### WHAT TO DO:
Give all of the lines again exactly as they read.

### SUPPLIED MATERIAL:

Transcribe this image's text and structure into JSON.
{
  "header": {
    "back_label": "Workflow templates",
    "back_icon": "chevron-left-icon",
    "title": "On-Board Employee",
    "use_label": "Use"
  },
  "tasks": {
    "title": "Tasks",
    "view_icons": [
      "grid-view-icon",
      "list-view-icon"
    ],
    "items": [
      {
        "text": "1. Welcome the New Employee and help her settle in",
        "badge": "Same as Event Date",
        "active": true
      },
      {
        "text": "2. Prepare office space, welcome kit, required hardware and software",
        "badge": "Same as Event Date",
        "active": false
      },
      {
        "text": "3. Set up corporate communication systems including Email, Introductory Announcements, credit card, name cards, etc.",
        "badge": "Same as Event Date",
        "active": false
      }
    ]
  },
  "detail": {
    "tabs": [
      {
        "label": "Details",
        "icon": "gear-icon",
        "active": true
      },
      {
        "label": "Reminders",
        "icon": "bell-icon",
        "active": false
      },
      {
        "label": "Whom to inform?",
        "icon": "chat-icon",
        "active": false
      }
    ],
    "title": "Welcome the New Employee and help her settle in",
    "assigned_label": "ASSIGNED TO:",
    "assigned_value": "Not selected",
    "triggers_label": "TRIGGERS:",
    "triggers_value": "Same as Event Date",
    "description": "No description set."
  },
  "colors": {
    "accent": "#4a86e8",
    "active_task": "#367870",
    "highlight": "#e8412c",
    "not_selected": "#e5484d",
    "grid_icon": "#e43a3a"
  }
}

### ANSWER TO THE EXERCISE:
Transcribe this image's text and structure into JSON.
{
  "header": {
    "back_label": "Workflow templates",
    "back_icon": "chevron-left-icon",
    "title": "On-Board Employee",
    "use_label": "Use"
  },
  "tasks": {
    "title": "Tasks",
    "view_icons": [
      "grid-view-icon",
      "list-view-icon"
    ],
    "items": [
      {
        "text": "1. Welcome the New Employee and help her settle in",
        "badge": "Same as Event Date",
        "active": true
      },
      {
        "text": "2. Prepare office space, welcome kit, required hardware and software",
        "badge": "Same as Event Date",
        "active": false
      },
      {
        "text": "3. Set up corporate communication systems including Email, Introductory Announcements, credit card, name cards, etc.",
        "badge": "Same as Event Date",
        "active": false
      }
    ]
  },
  "detail": {
    "tabs": [
      {
        "label": "Details",
        "icon": "gear-icon",
        "active": true
      },
      {
        "label": "Reminders",
        "icon": "bell-icon",
        "active": false
      },
      {
        "label": "Whom to inform?",
        "icon": "chat-icon",
        "active": false
      }
    ],
    "title": "Welcome the New Employee and help her settle in",
    "assigned_label": "ASSIGNED TO:",
    "assigned_value": "Not selected",
    "triggers_label": "TRIGGERS:",
    "triggers_value": "Same as Event Date",
    "description": "No description set."
  },
  "colors": {
    "accent": "#4a86e8",
    "active_task": "#367870",
    "highlight": "#e8412c",
    "not_selected": "#e5484d",
    "grid_icon": "#e43a3a"
  }
}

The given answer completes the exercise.